**Short exercise**
Which lines of the data below should be echoed word for word? Start at the line that contains "Detect and localize" and end after the line that contains "bar-accuracy-step1 bbox=[226, 263, 335, 955]", repeating both of those lines and everything between them.

**Listed records**

** Start **

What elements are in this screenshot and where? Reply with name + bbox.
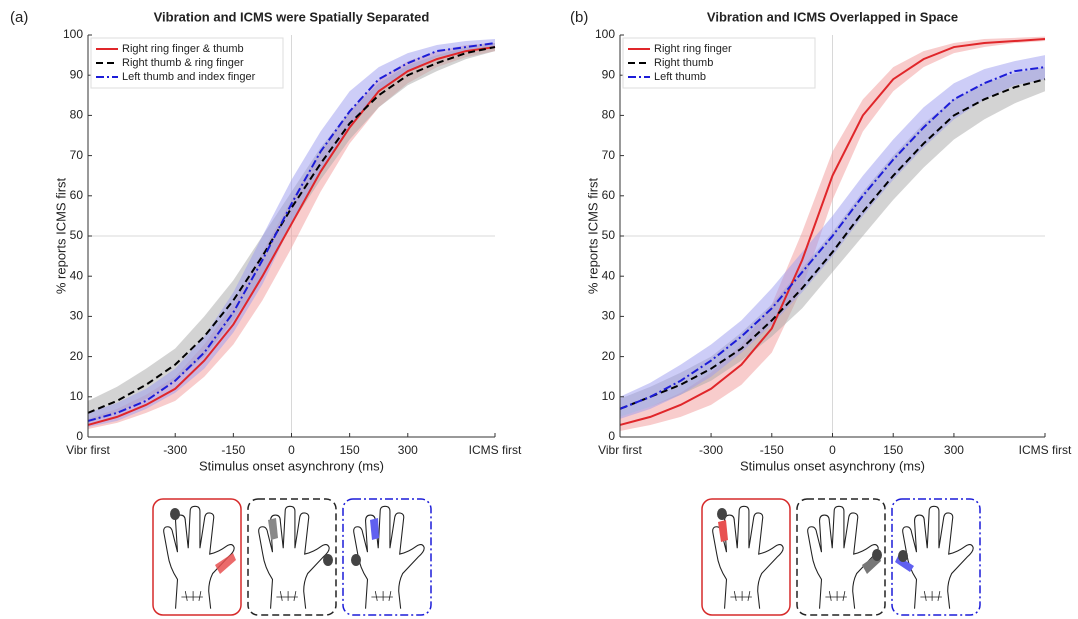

** End **
** Start **

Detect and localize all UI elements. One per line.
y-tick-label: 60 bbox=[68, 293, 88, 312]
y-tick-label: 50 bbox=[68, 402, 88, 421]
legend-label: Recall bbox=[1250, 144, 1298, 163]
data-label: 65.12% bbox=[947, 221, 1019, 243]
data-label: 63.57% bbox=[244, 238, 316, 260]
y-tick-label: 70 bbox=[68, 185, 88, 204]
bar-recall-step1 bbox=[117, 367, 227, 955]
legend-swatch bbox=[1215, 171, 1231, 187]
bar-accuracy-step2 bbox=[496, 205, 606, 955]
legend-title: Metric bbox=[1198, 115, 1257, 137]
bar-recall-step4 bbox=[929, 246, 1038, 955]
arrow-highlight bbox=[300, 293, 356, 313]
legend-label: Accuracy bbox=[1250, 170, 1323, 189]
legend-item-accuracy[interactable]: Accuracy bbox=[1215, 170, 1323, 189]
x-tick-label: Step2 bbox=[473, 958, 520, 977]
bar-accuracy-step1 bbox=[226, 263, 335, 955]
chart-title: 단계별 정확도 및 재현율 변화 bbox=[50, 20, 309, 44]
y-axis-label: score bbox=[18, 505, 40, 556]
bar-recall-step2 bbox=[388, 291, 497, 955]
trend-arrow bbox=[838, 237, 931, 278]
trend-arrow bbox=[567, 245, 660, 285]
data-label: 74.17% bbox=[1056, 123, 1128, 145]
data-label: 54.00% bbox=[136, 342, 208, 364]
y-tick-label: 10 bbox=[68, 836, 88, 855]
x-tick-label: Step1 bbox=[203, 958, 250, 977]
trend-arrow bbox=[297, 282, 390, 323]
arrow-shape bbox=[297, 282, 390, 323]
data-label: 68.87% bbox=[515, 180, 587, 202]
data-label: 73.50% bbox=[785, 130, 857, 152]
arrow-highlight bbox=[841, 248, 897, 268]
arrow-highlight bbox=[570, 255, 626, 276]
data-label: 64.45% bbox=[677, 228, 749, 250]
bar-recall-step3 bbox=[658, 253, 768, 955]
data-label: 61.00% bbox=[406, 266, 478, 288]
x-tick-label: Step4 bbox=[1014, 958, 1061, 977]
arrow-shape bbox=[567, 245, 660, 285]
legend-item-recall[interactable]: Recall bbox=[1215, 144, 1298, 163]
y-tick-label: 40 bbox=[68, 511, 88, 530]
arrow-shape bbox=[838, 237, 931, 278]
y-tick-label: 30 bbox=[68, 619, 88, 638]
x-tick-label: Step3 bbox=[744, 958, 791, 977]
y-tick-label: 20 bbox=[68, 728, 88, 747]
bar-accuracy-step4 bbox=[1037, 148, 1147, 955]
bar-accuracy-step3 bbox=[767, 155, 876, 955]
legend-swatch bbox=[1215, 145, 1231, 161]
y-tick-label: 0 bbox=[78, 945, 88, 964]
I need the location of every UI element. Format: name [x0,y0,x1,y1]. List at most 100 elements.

** End **

**Response for this exercise**
Detect and localize all UI elements. One per line.
y-tick-label: 60 bbox=[68, 293, 88, 312]
y-tick-label: 50 bbox=[68, 402, 88, 421]
legend-label: Recall bbox=[1250, 144, 1298, 163]
data-label: 65.12% bbox=[947, 221, 1019, 243]
data-label: 63.57% bbox=[244, 238, 316, 260]
y-tick-label: 70 bbox=[68, 185, 88, 204]
bar-recall-step1 bbox=[117, 367, 227, 955]
legend-swatch bbox=[1215, 171, 1231, 187]
bar-accuracy-step2 bbox=[496, 205, 606, 955]
legend-title: Metric bbox=[1198, 115, 1257, 137]
bar-recall-step4 bbox=[929, 246, 1038, 955]
arrow-highlight bbox=[300, 293, 356, 313]
legend-label: Accuracy bbox=[1250, 170, 1323, 189]
legend-item-accuracy[interactable]: Accuracy bbox=[1215, 170, 1323, 189]
x-tick-label: Step2 bbox=[473, 958, 520, 977]
bar-accuracy-step1 bbox=[226, 263, 335, 955]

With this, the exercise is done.